(Extracted data entries)
## BEGIN

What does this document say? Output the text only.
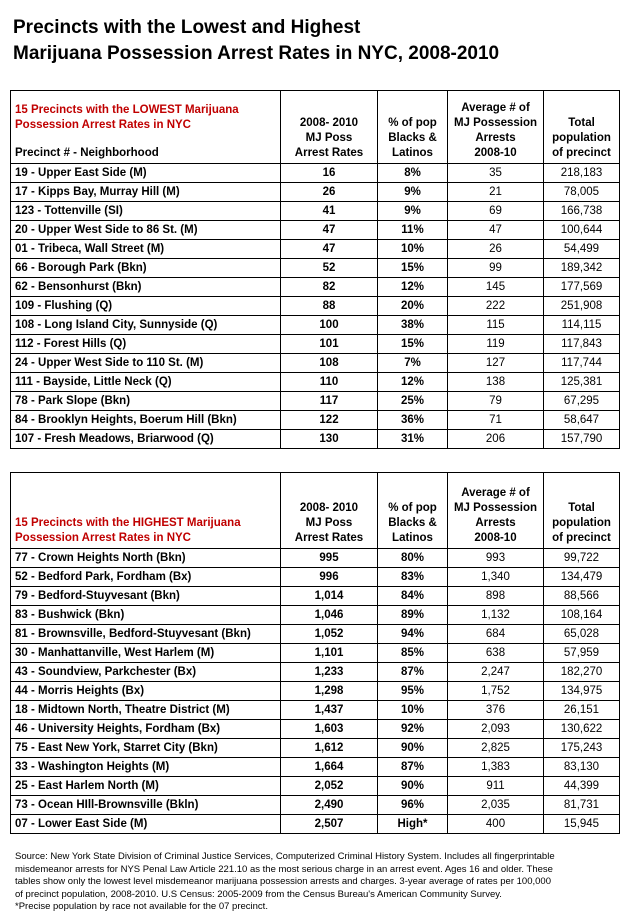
Precincts with the Lowest and Highest
Marijuana Possession Arrest Rates in NYC, 2008-2010
15 Precincts with the LOWEST Marijuana
Possession Arrest Rates in NYC
Precinct # - Neighborhood	2008- 2010
MJ Poss
Arrest Rates	% of pop
Blacks &
Latinos	Average # of
MJ Possession
Arrests
2008-10	Total
population
of precinct

19 - Upper East Side (M)	16	8%	35	218,183
17 - Kipps Bay, Murray Hill (M)	26	9%	21	78,005
123 - Tottenville (SI)	41	9%	69	166,738
20 - Upper West Side to 86 St. (M)	47	11%	47	100,644
01 - Tribeca, Wall Street (M)	47	10%	26	54,499
66 - Borough Park (Bkn)	52	15%	99	189,342
62 - Bensonhurst (Bkn)	82	12%	145	177,569
109 - Flushing (Q)	88	20%	222	251,908
108 - Long Island City, Sunnyside (Q)	100	38%	115	114,115
112 - Forest Hills (Q)	101	15%	119	117,843
24 - Upper West Side to 110 St. (M)	108	7%	127	117,744
111 - Bayside, Little Neck (Q)	110	12%	138	125,381
78 - Park Slope (Bkn)	117	25%	79	67,295
84 - Brooklyn Heights, Boerum Hill (Bkn)	122	36%	71	58,647
107 - Fresh Meadows, Briarwood (Q)	130	31%	206	157,790
15 Precincts with the HIGHEST Marijuana
Possession Arrest Rates in NYC	2008- 2010
MJ Poss
Arrest Rates	% of pop
Blacks &
Latinos	Average # of
MJ Possession
Arrests
2008-10	Total
population
of precinct

77 - Crown Heights North (Bkn)	995	80%	993	99,722
52 - Bedford Park, Fordham (Bx)	996	83%	1,340	134,479
79 - Bedford-Stuyvesant (Bkn)	1,014	84%	898	88,566
83 - Bushwick (Bkn)	1,046	89%	1,132	108,164
81 - Brownsville, Bedford-Stuyvesant (Bkn)	1,052	94%	684	65,028
30 - Manhattanville, West Harlem (M)	1,101	85%	638	57,959
43 - Soundview, Parkchester (Bx)	1,233	87%	2,247	182,270
44 - Morris Heights (Bx)	1,298	95%	1,752	134,975
18 - Midtown North, Theatre District (M)	1,437	10%	376	26,151
46 - University Heights, Fordham (Bx)	1,603	92%	2,093	130,622
75 - East New York, Starret City (Bkn)	1,612	90%	2,825	175,243
33 - Washington Heights (M)	1,664	87%	1,383	83,130
25 - East Harlem North (M)	2,052	90%	911	44,399
73 - Ocean HIll-Brownsville (Bkln)	2,490	96%	2,035	81,731
07 - Lower East Side (M)	2,507	High*	400	15,945
Source: New York State Division of Criminal Justice Services, Computerized Criminal History System. Includes all fingerprintable
misdemeanor arrests for NYS Penal Law Article 221.10 as the most serious charge in an arrest event. Ages 16 and older. These
tables show only the lowest level misdemeanor marijuana possession arrests and charges. 3-year average of rates per 100,000
of precinct population, 2008-2010. U.S Census: 2005-2009 from the Census Bureau's American Community Survey.
*Precise population by race not available for the 07 precinct.
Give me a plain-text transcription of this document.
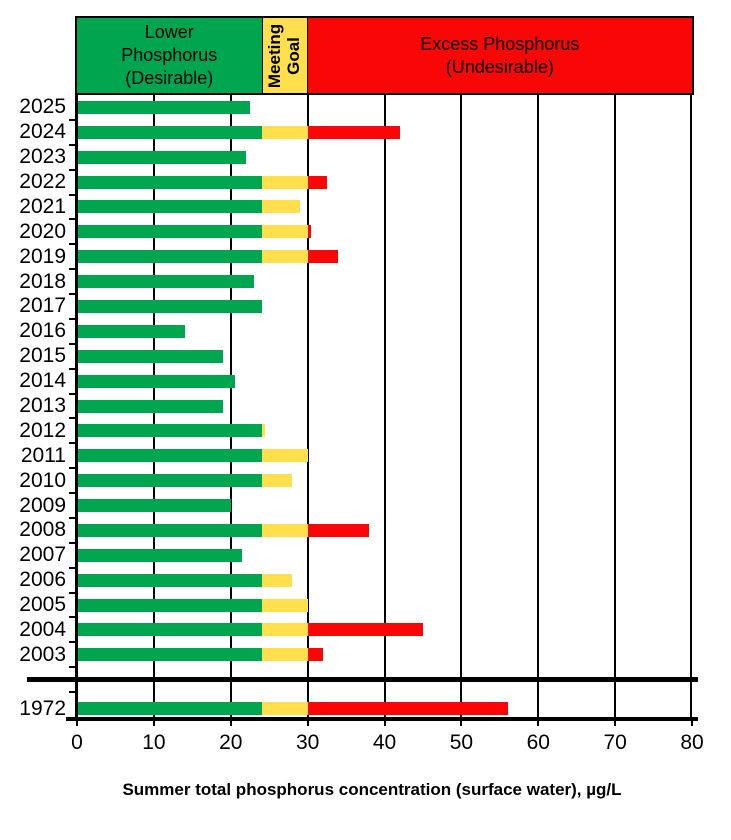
Lower
Phosphorus
(Desirable)	Meeting Goal	Excess Phosphorus
(Undesirable)
Summer total phosphorus concentration (surface water), µg/L
2025
2024
2023
2022
2021
2020
2019
2018
2017
2016
2015
2014
2013
2012
2011
2010
2009
2008
2007
2006
2005
2004
2003
1972
0	10	20	30	40	50	60	70	80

## END

- WHAT TO PRODUCE: Every record must be copied exactly, with images dropped from the result.

- ANSWER TO THIS PROBLEM:
What does this document say? Output the text only.
Precincts with the Lowest and Highest
Marijuana Possession Arrest Rates in NYC, 2008-2010
15 Precincts with the LOWEST Marijuana
Possession Arrest Rates in NYC
Precinct # - Neighborhood	2008- 2010
MJ Poss
Arrest Rates	% of pop
Blacks &
Latinos	Average # of
MJ Possession
Arrests
2008-10	Total
population
of precinct

19 - Upper East Side (M)	16	8%	35	218,183
17 - Kipps Bay, Murray Hill (M)	26	9%	21	78,005
123 - Tottenville (SI)	41	9%	69	166,738
20 - Upper West Side to 86 St. (M)	47	11%	47	100,644
01 - Tribeca, Wall Street (M)	47	10%	26	54,499
66 - Borough Park (Bkn)	52	15%	99	189,342
62 - Bensonhurst (Bkn)	82	12%	145	177,569
109 - Flushing (Q)	88	20%	222	251,908
108 - Long Island City, Sunnyside (Q)	100	38%	115	114,115
112 - Forest Hills (Q)	101	15%	119	117,843
24 - Upper West Side to 110 St. (M)	108	7%	127	117,744
111 - Bayside, Little Neck (Q)	110	12%	138	125,381
78 - Park Slope (Bkn)	117	25%	79	67,295
84 - Brooklyn Heights, Boerum Hill (Bkn)	122	36%	71	58,647
107 - Fresh Meadows, Briarwood (Q)	130	31%	206	157,790
15 Precincts with the HIGHEST Marijuana
Possession Arrest Rates in NYC	2008- 2010
MJ Poss
Arrest Rates	% of pop
Blacks &
Latinos	Average # of
MJ Possession
Arrests
2008-10	Total
population
of precinct

77 - Crown Heights North (Bkn)	995	80%	993	99,722
52 - Bedford Park, Fordham (Bx)	996	83%	1,340	134,479
79 - Bedford-Stuyvesant (Bkn)	1,014	84%	898	88,566
83 - Bushwick (Bkn)	1,046	89%	1,132	108,164
81 - Brownsville, Bedford-Stuyvesant (Bkn)	1,052	94%	684	65,028
30 - Manhattanville, West Harlem (M)	1,101	85%	638	57,959
43 - Soundview, Parkchester (Bx)	1,233	87%	2,247	182,270
44 - Morris Heights (Bx)	1,298	95%	1,752	134,975
18 - Midtown North, Theatre District (M)	1,437	10%	376	26,151
46 - University Heights, Fordham (Bx)	1,603	92%	2,093	130,622
75 - East New York, Starret City (Bkn)	1,612	90%	2,825	175,243
33 - Washington Heights (M)	1,664	87%	1,383	83,130
25 - East Harlem North (M)	2,052	90%	911	44,399
73 - Ocean HIll-Brownsville (Bkln)	2,490	96%	2,035	81,731
07 - Lower East Side (M)	2,507	High*	400	15,945
Source: New York State Division of Criminal Justice Services, Computerized Criminal History System. Includes all fingerprintable
misdemeanor arrests for NYS Penal Law Article 221.10 as the most serious charge in an arrest event. Ages 16 and older. These
tables show only the lowest level misdemeanor marijuana possession arrests and charges. 3-year average of rates per 100,000
of precinct population, 2008-2010. U.S Census: 2005-2009 from the Census Bureau's American Community Survey.
*Precise population by race not available for the 07 precinct.
Give me a plain-text transcription of this document.
Lower
Phosphorus
(Desirable)	Meeting Goal	Excess Phosphorus
(Undesirable)
Summer total phosphorus concentration (surface water), µg/L
2025
2024
2023
2022
2021
2020
2019
2018
2017
2016
2015
2014
2013
2012
2011
2010
2009
2008
2007
2006
2005
2004
2003
1972
0	10	20	30	40	50	60	70	80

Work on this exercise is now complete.